Exercise directions ▸ Every entry must be echoed exactly.

Exercise material ▸
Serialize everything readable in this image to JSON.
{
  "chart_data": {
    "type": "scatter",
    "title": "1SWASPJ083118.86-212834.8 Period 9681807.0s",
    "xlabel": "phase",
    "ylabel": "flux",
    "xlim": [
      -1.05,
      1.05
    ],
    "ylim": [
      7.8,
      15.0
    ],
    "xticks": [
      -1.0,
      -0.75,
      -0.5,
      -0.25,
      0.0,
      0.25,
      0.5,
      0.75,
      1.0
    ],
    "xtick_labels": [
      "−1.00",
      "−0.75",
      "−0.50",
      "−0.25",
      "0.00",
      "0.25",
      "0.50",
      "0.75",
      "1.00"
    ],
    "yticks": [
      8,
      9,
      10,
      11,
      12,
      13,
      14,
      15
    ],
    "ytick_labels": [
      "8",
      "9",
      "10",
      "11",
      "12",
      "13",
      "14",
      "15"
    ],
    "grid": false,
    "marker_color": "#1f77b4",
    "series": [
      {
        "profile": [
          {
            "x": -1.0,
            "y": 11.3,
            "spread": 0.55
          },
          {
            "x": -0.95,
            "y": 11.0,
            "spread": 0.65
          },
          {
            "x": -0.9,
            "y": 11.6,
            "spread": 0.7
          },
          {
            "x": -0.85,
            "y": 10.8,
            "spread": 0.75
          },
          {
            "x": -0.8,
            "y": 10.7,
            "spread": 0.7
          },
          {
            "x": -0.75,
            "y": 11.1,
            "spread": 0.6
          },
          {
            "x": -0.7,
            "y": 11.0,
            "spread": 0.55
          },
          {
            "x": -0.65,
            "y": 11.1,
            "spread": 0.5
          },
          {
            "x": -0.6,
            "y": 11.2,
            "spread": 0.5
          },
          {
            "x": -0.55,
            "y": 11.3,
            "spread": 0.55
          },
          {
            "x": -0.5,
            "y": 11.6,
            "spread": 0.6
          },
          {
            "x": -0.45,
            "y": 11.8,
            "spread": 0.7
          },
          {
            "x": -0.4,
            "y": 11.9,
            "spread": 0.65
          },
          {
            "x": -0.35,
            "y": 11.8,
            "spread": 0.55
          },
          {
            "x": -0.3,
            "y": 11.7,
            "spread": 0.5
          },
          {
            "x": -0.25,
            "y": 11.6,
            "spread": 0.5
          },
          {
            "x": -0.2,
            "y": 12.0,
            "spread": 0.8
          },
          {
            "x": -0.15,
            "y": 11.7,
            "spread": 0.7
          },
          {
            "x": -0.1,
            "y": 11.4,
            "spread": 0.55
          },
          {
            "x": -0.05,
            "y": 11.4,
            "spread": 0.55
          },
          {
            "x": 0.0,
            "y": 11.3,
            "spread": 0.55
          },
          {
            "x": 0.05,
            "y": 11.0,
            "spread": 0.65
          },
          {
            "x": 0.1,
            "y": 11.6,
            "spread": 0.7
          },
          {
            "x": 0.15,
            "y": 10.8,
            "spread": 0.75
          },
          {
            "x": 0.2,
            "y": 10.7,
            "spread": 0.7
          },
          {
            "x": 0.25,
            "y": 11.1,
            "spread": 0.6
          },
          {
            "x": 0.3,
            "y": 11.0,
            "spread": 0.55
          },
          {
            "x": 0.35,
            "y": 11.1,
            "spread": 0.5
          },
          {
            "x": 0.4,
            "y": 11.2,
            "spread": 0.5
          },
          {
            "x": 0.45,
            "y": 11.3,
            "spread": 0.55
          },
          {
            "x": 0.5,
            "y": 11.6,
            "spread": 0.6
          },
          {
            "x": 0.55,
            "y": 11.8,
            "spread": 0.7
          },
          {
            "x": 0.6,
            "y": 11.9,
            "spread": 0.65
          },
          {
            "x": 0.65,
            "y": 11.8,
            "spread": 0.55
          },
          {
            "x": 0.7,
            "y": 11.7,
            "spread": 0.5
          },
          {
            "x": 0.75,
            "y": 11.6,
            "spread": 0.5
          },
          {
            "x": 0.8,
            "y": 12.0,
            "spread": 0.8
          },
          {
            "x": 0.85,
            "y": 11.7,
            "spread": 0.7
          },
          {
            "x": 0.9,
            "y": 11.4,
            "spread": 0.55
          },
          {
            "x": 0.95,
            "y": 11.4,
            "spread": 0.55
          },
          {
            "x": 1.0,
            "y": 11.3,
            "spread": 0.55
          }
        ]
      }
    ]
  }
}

Written solution ▸
Serialize everything readable in this image to JSON.
{
  "chart_data": {
    "type": "scatter",
    "title": "1SWASPJ083118.86-212834.8 Period 9681807.0s",
    "xlabel": "phase",
    "ylabel": "flux",
    "xlim": [
      -1.05,
      1.05
    ],
    "ylim": [
      7.8,
      15.0
    ],
    "xticks": [
      -1.0,
      -0.75,
      -0.5,
      -0.25,
      0.0,
      0.25,
      0.5,
      0.75,
      1.0
    ],
    "xtick_labels": [
      "−1.00",
      "−0.75",
      "−0.50",
      "−0.25",
      "0.00",
      "0.25",
      "0.50",
      "0.75",
      "1.00"
    ],
    "yticks": [
      8,
      9,
      10,
      11,
      12,
      13,
      14,
      15
    ],
    "ytick_labels": [
      "8",
      "9",
      "10",
      "11",
      "12",
      "13",
      "14",
      "15"
    ],
    "grid": false,
    "marker_color": "#1f77b4",
    "series": [
      {
        "profile": [
          {
            "x": -1.0,
            "y": 11.3,
            "spread": 0.55
          },
          {
            "x": -0.95,
            "y": 11.0,
            "spread": 0.65
          },
          {
            "x": -0.9,
            "y": 11.6,
            "spread": 0.7
          },
          {
            "x": -0.85,
            "y": 10.8,
            "spread": 0.75
          },
          {
            "x": -0.8,
            "y": 10.7,
            "spread": 0.7
          },
          {
            "x": -0.75,
            "y": 11.1,
            "spread": 0.6
          },
          {
            "x": -0.7,
            "y": 11.0,
            "spread": 0.55
          },
          {
            "x": -0.65,
            "y": 11.1,
            "spread": 0.5
          },
          {
            "x": -0.6,
            "y": 11.2,
            "spread": 0.5
          },
          {
            "x": -0.55,
            "y": 11.3,
            "spread": 0.55
          },
          {
            "x": -0.5,
            "y": 11.6,
            "spread": 0.6
          },
          {
            "x": -0.45,
            "y": 11.8,
            "spread": 0.7
          },
          {
            "x": -0.4,
            "y": 11.9,
            "spread": 0.65
          },
          {
            "x": -0.35,
            "y": 11.8,
            "spread": 0.55
          },
          {
            "x": -0.3,
            "y": 11.7,
            "spread": 0.5
          },
          {
            "x": -0.25,
            "y": 11.6,
            "spread": 0.5
          },
          {
            "x": -0.2,
            "y": 12.0,
            "spread": 0.8
          },
          {
            "x": -0.15,
            "y": 11.7,
            "spread": 0.7
          },
          {
            "x": -0.1,
            "y": 11.4,
            "spread": 0.55
          },
          {
            "x": -0.05,
            "y": 11.4,
            "spread": 0.55
          },
          {
            "x": 0.0,
            "y": 11.3,
            "spread": 0.55
          },
          {
            "x": 0.05,
            "y": 11.0,
            "spread": 0.65
          },
          {
            "x": 0.1,
            "y": 11.6,
            "spread": 0.7
          },
          {
            "x": 0.15,
            "y": 10.8,
            "spread": 0.75
          },
          {
            "x": 0.2,
            "y": 10.7,
            "spread": 0.7
          },
          {
            "x": 0.25,
            "y": 11.1,
            "spread": 0.6
          },
          {
            "x": 0.3,
            "y": 11.0,
            "spread": 0.55
          },
          {
            "x": 0.35,
            "y": 11.1,
            "spread": 0.5
          },
          {
            "x": 0.4,
            "y": 11.2,
            "spread": 0.5
          },
          {
            "x": 0.45,
            "y": 11.3,
            "spread": 0.55
          },
          {
            "x": 0.5,
            "y": 11.6,
            "spread": 0.6
          },
          {
            "x": 0.55,
            "y": 11.8,
            "spread": 0.7
          },
          {
            "x": 0.6,
            "y": 11.9,
            "spread": 0.65
          },
          {
            "x": 0.65,
            "y": 11.8,
            "spread": 0.55
          },
          {
            "x": 0.7,
            "y": 11.7,
            "spread": 0.5
          },
          {
            "x": 0.75,
            "y": 11.6,
            "spread": 0.5
          },
          {
            "x": 0.8,
            "y": 12.0,
            "spread": 0.8
          },
          {
            "x": 0.85,
            "y": 11.7,
            "spread": 0.7
          },
          {
            "x": 0.9,
            "y": 11.4,
            "spread": 0.55
          },
          {
            "x": 0.95,
            "y": 11.4,
            "spread": 0.55
          },
          {
            "x": 1.0,
            "y": 11.3,
            "spread": 0.55
          }
        ]
      }
    ]
  }
}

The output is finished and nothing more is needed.